_Document excerpt:_
■ ■ ■ ■ ■ ■ ■
What’s undeniable is that Russia is putting all her resources in the military basket, an ability she has demonstrated many times before. That’s why it’s dangerously ignorant to claim that the country is so poor that it’ll never be able to match up to America’s military muscle.

Russia was poorer by orders of magnitude in the 1930s, when millions of people were starving to death, more millions were being exterminated and many more dying in Arctic labour camps.

Food rations barely kept the rest of the population alive and working three shifts in munitions plants until they keeled over their lathes. And yet, having started the decade without any discernible industry, the Russians ended it with the largest and best-equipped army in the world. In some weapon categories, such as tanks, the Red Army outnumbered the rest of the world combined.

The USSR wasn’t exactly prosperous in the two decades I remember personally, the 50s and 60s. Bread and potatoes weren’t just the staples but the sum total of most people’s diets; most families (such as mine) inhabited one room in a communal flat.

And yet the Soviets stayed neck and neck with the Americans in the arms race. True, they couldn’t sustain it in perpetuity, but Vlad may have a shorter timeframe in mind.

One way or another, Russia is capable of straining every sinew in pursuit of strategic military objectives. If that entails having a life expectancy 15-20 years lower than in the West, then so be it. Nobody cares about that.

But what does Vlad care about? What in his mind justifies such a gigantic effort?

Vlad’s propaganda screams as loudly as Khrushchev’s did about the West encircling Russia and only waiting for a propitious moment to strike. That many Russians swallow that bilge is understandable: like most people, they rely on TV to form their view of life.

Yet amazingly a couple of months ago I heard a British professor lecturing in all seriousness on the validity of such fears. He stopped just short of saying that NATO plans a first strike on Russia, but he did say that the Russians’ fears are justified.

Now in a sane world such fears would only be justified if an unprovoked NATO attack were a possibility, however remote. But it isn’t: no US president will push the red button with blithe disregard for the likely retaliation.

Vlad knows that. So why the muscle-flexing posturing, in line with Vlad’s much photographed bare torso?

It could be merely an attempt to blackmail the West into some concessions, such as the lifting of sanctions. But it could also be something more sinister than that.
■ ■ ■ ■ ■ ■ ■
_Supplied information:_
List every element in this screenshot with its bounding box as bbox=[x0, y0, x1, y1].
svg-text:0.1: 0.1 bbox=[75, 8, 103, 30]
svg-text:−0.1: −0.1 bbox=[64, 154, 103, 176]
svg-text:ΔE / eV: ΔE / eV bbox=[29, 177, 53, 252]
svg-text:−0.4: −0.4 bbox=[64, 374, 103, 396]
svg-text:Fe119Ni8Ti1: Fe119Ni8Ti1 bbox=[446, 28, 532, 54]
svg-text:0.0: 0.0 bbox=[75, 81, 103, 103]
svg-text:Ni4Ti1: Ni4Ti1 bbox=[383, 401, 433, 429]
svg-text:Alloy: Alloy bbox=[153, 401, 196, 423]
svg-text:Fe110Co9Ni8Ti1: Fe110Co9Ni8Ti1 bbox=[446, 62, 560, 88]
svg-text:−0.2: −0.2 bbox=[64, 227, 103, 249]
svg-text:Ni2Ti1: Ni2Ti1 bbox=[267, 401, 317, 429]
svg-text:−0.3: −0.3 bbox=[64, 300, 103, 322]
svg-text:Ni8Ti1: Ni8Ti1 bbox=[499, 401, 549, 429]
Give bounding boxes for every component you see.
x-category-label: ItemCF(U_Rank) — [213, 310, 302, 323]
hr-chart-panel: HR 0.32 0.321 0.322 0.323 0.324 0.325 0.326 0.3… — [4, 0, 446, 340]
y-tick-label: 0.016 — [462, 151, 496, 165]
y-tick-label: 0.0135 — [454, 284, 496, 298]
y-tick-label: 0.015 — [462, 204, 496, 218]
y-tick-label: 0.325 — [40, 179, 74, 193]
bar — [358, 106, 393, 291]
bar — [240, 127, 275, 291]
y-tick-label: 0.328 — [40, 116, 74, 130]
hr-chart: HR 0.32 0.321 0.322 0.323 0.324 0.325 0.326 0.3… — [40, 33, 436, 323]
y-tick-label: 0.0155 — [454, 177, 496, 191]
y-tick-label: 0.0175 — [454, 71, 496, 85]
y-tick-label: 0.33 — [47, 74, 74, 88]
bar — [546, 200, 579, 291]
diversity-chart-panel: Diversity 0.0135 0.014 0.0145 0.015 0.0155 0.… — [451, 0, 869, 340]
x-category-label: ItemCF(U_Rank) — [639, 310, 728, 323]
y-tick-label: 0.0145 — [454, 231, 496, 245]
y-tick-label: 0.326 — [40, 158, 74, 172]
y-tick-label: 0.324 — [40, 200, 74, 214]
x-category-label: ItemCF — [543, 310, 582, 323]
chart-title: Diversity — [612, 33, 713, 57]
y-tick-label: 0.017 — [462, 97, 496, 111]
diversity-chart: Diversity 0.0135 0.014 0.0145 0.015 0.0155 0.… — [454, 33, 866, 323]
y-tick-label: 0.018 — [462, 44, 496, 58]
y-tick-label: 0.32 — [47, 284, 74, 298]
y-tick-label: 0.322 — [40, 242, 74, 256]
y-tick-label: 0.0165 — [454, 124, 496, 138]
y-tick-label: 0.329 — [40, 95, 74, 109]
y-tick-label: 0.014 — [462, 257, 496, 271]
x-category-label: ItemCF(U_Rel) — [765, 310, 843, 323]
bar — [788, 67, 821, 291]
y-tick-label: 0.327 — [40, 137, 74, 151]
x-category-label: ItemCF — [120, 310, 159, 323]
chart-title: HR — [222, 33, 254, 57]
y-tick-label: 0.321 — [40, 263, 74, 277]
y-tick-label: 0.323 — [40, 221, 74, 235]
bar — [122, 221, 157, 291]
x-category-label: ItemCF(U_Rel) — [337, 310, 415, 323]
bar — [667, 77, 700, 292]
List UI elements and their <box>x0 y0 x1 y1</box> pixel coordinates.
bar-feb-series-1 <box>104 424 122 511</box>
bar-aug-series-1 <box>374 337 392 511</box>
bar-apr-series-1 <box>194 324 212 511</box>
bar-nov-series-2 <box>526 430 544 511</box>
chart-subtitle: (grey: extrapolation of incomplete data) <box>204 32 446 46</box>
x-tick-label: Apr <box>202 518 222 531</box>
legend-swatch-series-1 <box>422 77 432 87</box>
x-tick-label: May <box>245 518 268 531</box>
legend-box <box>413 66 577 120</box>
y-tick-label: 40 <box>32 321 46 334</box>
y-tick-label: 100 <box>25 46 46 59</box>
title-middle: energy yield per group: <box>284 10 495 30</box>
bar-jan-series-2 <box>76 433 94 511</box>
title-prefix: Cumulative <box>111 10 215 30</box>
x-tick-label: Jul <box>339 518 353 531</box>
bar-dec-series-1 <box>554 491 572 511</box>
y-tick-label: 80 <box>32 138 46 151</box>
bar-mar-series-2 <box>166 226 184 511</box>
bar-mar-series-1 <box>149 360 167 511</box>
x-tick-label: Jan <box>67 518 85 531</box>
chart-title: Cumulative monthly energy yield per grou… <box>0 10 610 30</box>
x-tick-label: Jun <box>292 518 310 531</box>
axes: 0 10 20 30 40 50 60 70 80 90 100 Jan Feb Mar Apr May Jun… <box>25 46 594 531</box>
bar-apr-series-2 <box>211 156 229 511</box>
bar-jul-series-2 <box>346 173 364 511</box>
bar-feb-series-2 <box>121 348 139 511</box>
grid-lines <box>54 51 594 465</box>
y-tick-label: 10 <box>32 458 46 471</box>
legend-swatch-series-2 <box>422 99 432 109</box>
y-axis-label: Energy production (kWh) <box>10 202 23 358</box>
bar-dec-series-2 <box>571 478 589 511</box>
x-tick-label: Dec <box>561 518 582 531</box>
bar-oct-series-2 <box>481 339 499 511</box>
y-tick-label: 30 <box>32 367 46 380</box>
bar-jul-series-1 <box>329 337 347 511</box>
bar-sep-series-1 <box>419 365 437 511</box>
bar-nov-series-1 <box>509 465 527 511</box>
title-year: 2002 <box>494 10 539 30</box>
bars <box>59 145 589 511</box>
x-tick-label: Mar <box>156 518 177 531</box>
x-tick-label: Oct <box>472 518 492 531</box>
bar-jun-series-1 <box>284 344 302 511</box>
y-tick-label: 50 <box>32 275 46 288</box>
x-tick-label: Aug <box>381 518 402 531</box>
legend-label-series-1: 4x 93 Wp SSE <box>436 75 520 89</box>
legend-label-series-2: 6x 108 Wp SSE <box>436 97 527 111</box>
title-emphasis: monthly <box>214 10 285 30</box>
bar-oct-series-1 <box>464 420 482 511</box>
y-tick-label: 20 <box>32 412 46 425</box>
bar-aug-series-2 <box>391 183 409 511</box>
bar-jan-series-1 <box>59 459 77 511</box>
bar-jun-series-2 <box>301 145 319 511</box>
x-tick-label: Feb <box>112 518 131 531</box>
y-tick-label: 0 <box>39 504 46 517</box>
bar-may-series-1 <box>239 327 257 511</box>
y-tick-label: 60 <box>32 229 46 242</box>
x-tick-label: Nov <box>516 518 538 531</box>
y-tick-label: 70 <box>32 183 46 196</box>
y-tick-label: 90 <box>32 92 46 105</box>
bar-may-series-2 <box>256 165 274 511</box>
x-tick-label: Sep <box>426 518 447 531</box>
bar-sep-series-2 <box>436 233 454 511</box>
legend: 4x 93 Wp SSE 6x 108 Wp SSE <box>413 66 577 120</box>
■ ■ ■ ■ ■ ■ ■
_Task instructions:_
**A)** Name every decade mentioned in the text on Russia's military buildup.
**B)** According to the text on Russia's military buildup, how much lower than in the West is Russian life expectancy?
**C)** Extend the text on Russia's military buildup, starting after its final sentence.
The listing has no connection to the text on Russia's military buildup.

_Numbered answers:_
**A)** The 1930s, the 50s, and the 60s.

**B)** 15-20 years lower.

**C)**
Every state has to have a claim to its legitimacy, such as a time-honoured constitution or, say, divine right. The legitimacy of every Russian government has always been based on the promise of growing strength and imperial expansion. In Soviet times, those who were sceptical about that promise were subjected to no-holds-barred violence on a scale never before seen in history.

Putin’s state is history’s unique blend of secret police and organised crime, which at this point still uses violence selectively – it hasn’t yet got to a point where it has to murder millions in order to survive.

So much more does it depend on the traditional promise being accepted: take imperial sabre-rattling out, and Vlad’s junta must either go out of business or start culling Russians on a Stalin scale.

This explains why Vlad incongruously extolls both tsarist Russia and the regime that destroyed it. He accepts neither in its entirety; what appeals to him is the element on which they overlap: a show of imperial force. Without this he knows he not only won’t stay in power, but may not even be allowed to live to enjoy his purloined billions.

Hence his increasingly aggressive policy aimed at restoring the tsarist-Stalinist empire. Vlad’s forays into Chechnya, Georgia and the Ukraine have received but a mild slap on the wrist – the West was sufficiently scared of the razor Vlad was brandishing already.

That he now deems it necessary to wave more diabolical weapons may suggest that he plans actions that the West might otherwise punish more decisively. This can only be something Khrushchev didn’t dare launch: an attack on Russia’s neighbours that happen to be NATO members.

If so, the West must scrape together as much resolve as possible. We must take seriously not the metaphorical madman, but the razor in his hand – and be prepared to respond in kind.